*Challenge:*
Write out all lines holding the word "portal".

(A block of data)

================================

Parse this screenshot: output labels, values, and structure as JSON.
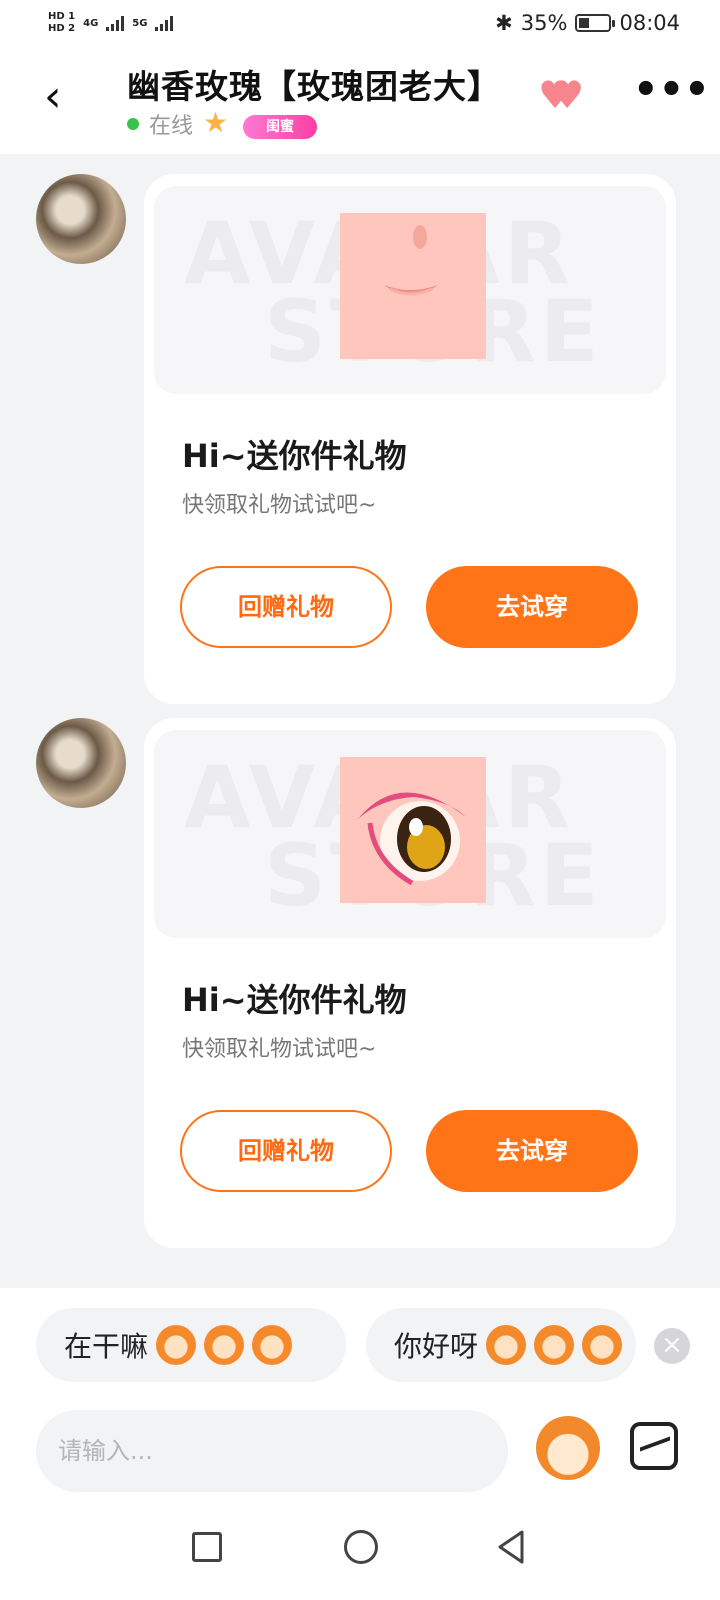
{
  "status_bar": {
    "sim1": "HD 1",
    "sim2": "HD 2",
    "net1": "4G",
    "net2": "5G",
    "battery": "35%",
    "battery_level": 0.35,
    "time": "08:04"
  },
  "header": {
    "back_icon": "chevron-left-icon",
    "title": "幽香玫瑰【玫瑰团老大】",
    "status": "在线",
    "badge": "闺蜜",
    "more_icon": "more-dots-icon"
  },
  "messages": [
    {
      "title": "Hi~送你件礼物",
      "desc": "快领取礼物试试吧~",
      "watermark": [
        "AVATAR",
        "STORE"
      ],
      "return_gift_label": "回赠礼物",
      "try_on_label": "去试穿"
    },
    {
      "title": "Hi~送你件礼物",
      "desc": "快领取礼物试试吧~",
      "watermark": [
        "AVATAR",
        "STORE"
      ],
      "return_gift_label": "回赠礼物",
      "try_on_label": "去试穿"
    }
  ],
  "quick_replies": [
    {
      "text": "在干嘛"
    },
    {
      "text": "你好呀"
    }
  ],
  "input": {
    "placeholder": "请输入..."
  },
  "colors": {
    "accent": "#ff7416",
    "online": "#37c24a",
    "badge": "#ff3ea5"
  }
}
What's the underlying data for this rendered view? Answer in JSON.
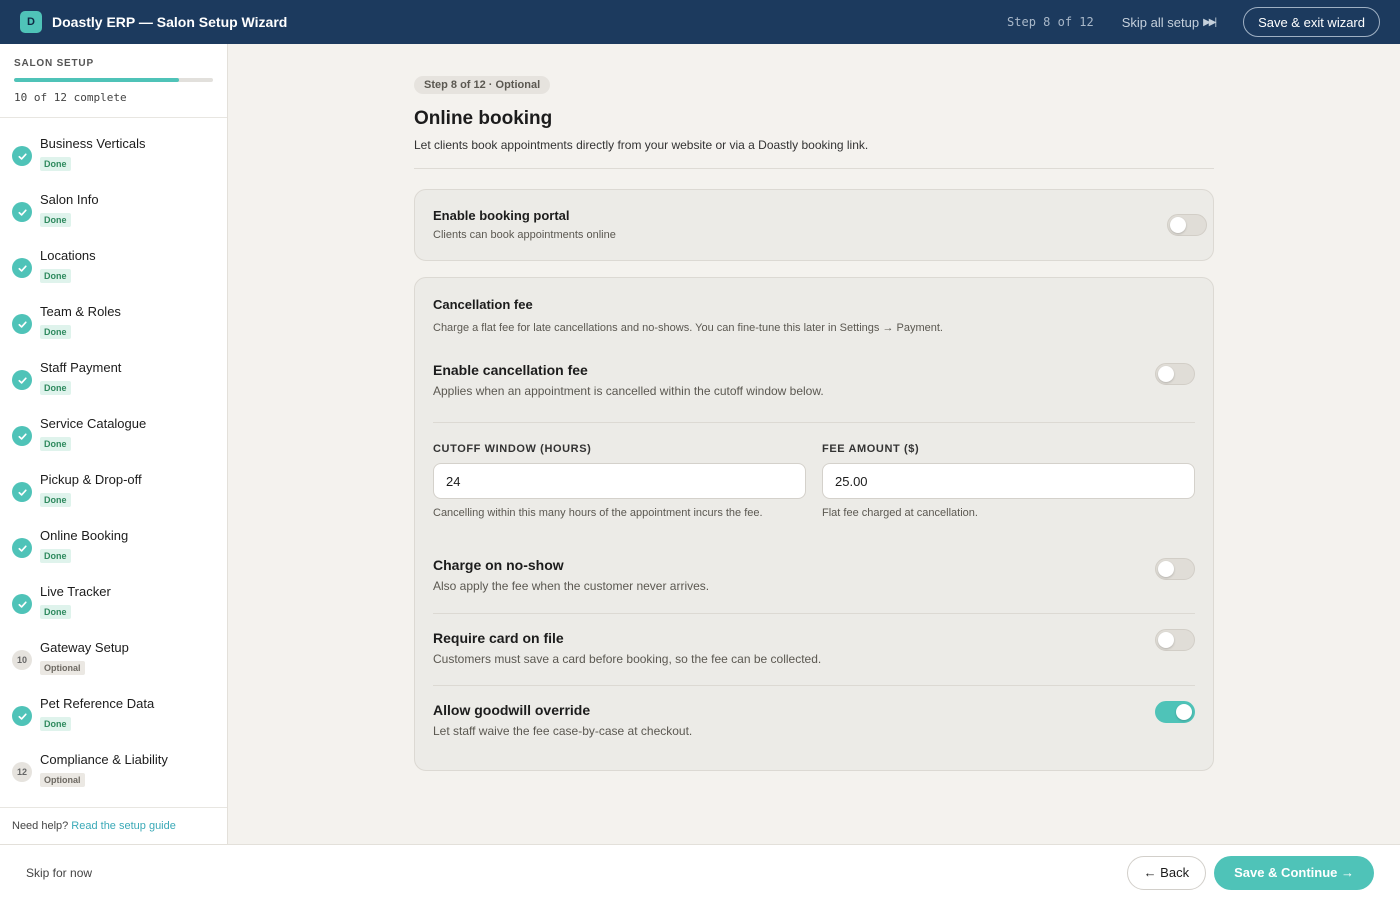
{
  "header": {
    "logo_letter": "D",
    "title": "Doastly ERP — Salon Setup Wizard",
    "step_counter": "Step 8 of 12",
    "skip_all_label": "Skip all setup",
    "save_exit_label": "Save & exit wizard"
  },
  "sidebar": {
    "section_label": "SALON SETUP",
    "progress_fraction": 0.83,
    "progress_text": "10 of 12 complete",
    "steps": [
      {
        "label": "Business Verticals",
        "status": "Done",
        "state": "done",
        "number": ""
      },
      {
        "label": "Salon Info",
        "status": "Done",
        "state": "done",
        "number": ""
      },
      {
        "label": "Locations",
        "status": "Done",
        "state": "done",
        "number": ""
      },
      {
        "label": "Team & Roles",
        "status": "Done",
        "state": "done",
        "number": ""
      },
      {
        "label": "Staff Payment",
        "status": "Done",
        "state": "done",
        "number": ""
      },
      {
        "label": "Service Catalogue",
        "status": "Done",
        "state": "done",
        "number": ""
      },
      {
        "label": "Pickup & Drop-off",
        "status": "Done",
        "state": "done",
        "number": ""
      },
      {
        "label": "Online Booking",
        "status": "Done",
        "state": "done",
        "number": ""
      },
      {
        "label": "Live Tracker",
        "status": "Done",
        "state": "done",
        "number": ""
      },
      {
        "label": "Gateway Setup",
        "status": "Optional",
        "state": "optional",
        "number": "10"
      },
      {
        "label": "Pet Reference Data",
        "status": "Done",
        "state": "done",
        "number": ""
      },
      {
        "label": "Compliance & Liability",
        "status": "Optional",
        "state": "optional",
        "number": "12"
      }
    ],
    "help_text": "Need help?",
    "help_link": "Read the setup guide"
  },
  "main": {
    "step_pill": "Step 8 of 12 · Optional",
    "title": "Online booking",
    "subtitle": "Let clients book appointments directly from your website or via a Doastly booking link.",
    "portal": {
      "title": "Enable booking portal",
      "subtitle": "Clients can book appointments online",
      "enabled": false
    },
    "cancellation": {
      "title": "Cancellation fee",
      "subtitle": "Charge a flat fee for late cancellations and no-shows. You can fine-tune this later in Settings → Payment.",
      "enable_title": "Enable cancellation fee",
      "enable_sub": "Applies when an appointment is cancelled within the cutoff window below.",
      "enable_on": false,
      "cutoff_label": "CUTOFF WINDOW (HOURS)",
      "cutoff_value": "24",
      "cutoff_help": "Cancelling within this many hours of the appointment incurs the fee.",
      "fee_label": "FEE AMOUNT ($)",
      "fee_value": "25.00",
      "fee_help": "Flat fee charged at cancellation.",
      "noshow_title": "Charge on no-show",
      "noshow_sub": "Also apply the fee when the customer never arrives.",
      "noshow_on": false,
      "card_title": "Require card on file",
      "card_sub": "Customers must save a card before booking, so the fee can be collected.",
      "card_on": false,
      "goodwill_title": "Allow goodwill override",
      "goodwill_sub": "Let staff waive the fee case-by-case at checkout.",
      "goodwill_on": true
    }
  },
  "footer": {
    "skip_label": "Skip for now",
    "back_label": "← Back",
    "continue_label": "Save & Continue →"
  },
  "colors": {
    "header_bg": "#1c3a5e",
    "accent": "#4fc3b8"
  }
}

================================

*Task response:*
    "portal": {
      "title": "Enable booking portal",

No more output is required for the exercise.